Given problem →
Print the entries in full, word for word, but not the pictures.
* start Provided records *
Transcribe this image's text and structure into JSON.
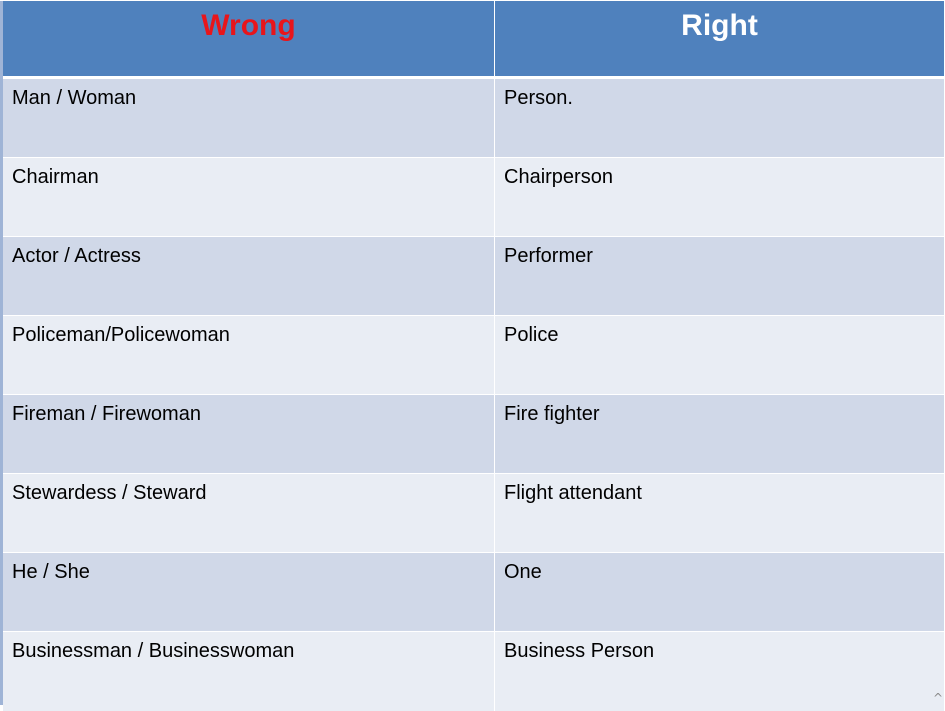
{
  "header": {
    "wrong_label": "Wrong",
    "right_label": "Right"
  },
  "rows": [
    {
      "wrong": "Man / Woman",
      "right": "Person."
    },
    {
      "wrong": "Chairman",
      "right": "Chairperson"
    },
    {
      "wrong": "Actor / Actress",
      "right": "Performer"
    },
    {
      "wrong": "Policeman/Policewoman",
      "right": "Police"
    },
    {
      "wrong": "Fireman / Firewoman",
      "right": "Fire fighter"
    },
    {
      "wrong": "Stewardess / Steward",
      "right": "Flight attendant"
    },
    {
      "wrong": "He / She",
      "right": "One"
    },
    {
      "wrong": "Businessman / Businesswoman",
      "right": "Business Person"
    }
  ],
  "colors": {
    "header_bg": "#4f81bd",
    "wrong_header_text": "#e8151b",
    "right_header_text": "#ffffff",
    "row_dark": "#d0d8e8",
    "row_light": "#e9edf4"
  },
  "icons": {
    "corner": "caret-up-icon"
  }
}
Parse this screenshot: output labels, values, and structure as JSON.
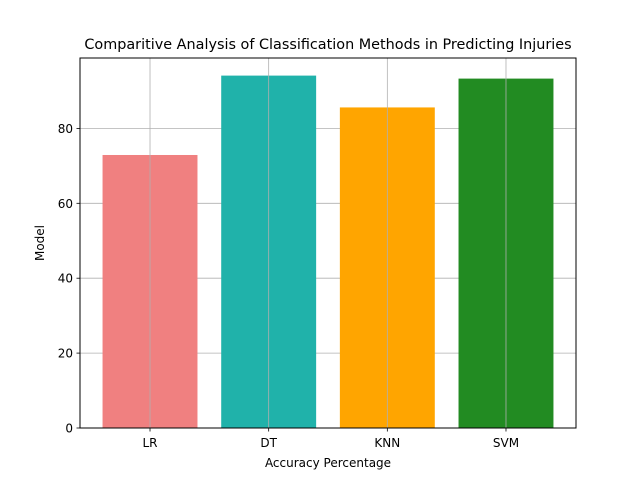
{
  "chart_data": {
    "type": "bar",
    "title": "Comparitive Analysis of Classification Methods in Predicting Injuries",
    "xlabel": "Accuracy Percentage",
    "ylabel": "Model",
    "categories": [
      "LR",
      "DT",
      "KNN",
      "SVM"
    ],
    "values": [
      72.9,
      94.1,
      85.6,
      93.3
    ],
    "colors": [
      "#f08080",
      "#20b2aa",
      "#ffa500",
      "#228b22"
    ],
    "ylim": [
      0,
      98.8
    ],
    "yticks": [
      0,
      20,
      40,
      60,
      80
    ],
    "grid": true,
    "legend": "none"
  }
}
* end Provided records *
Result of the task →
Transcribe this image's text and structure into JSON.
{
  "header": {
    "wrong_label": "Wrong",
    "right_label": "Right"
  },
  "rows": [
    {
      "wrong": "Man / Woman",
      "right": "Person."
    },
    {
      "wrong": "Chairman",
      "right": "Chairperson"
    },
    {
      "wrong": "Actor / Actress",
      "right": "Performer"
    },
    {
      "wrong": "Policeman/Policewoman",
      "right": "Police"
    },
    {
      "wrong": "Fireman / Firewoman",
      "right": "Fire fighter"
    },
    {
      "wrong": "Stewardess / Steward",
      "right": "Flight attendant"
    },
    {
      "wrong": "He / She",
      "right": "One"
    },
    {
      "wrong": "Businessman / Businesswoman",
      "right": "Business Person"
    }
  ],
  "colors": {
    "header_bg": "#4f81bd",
    "wrong_header_text": "#e8151b",
    "right_header_text": "#ffffff",
    "row_dark": "#d0d8e8",
    "row_light": "#e9edf4"
  },
  "icons": {
    "corner": "caret-up-icon"
  }
}
Parse this screenshot: output labels, values, and structure as JSON.
{
  "chart_data": {
    "type": "bar",
    "title": "Comparitive Analysis of Classification Methods in Predicting Injuries",
    "xlabel": "Accuracy Percentage",
    "ylabel": "Model",
    "categories": [
      "LR",
      "DT",
      "KNN",
      "SVM"
    ],
    "values": [
      72.9,
      94.1,
      85.6,
      93.3
    ],
    "colors": [
      "#f08080",
      "#20b2aa",
      "#ffa500",
      "#228b22"
    ],
    "ylim": [
      0,
      98.8
    ],
    "yticks": [
      0,
      20,
      40,
      60,
      80
    ],
    "grid": true,
    "legend": "none"
  }
}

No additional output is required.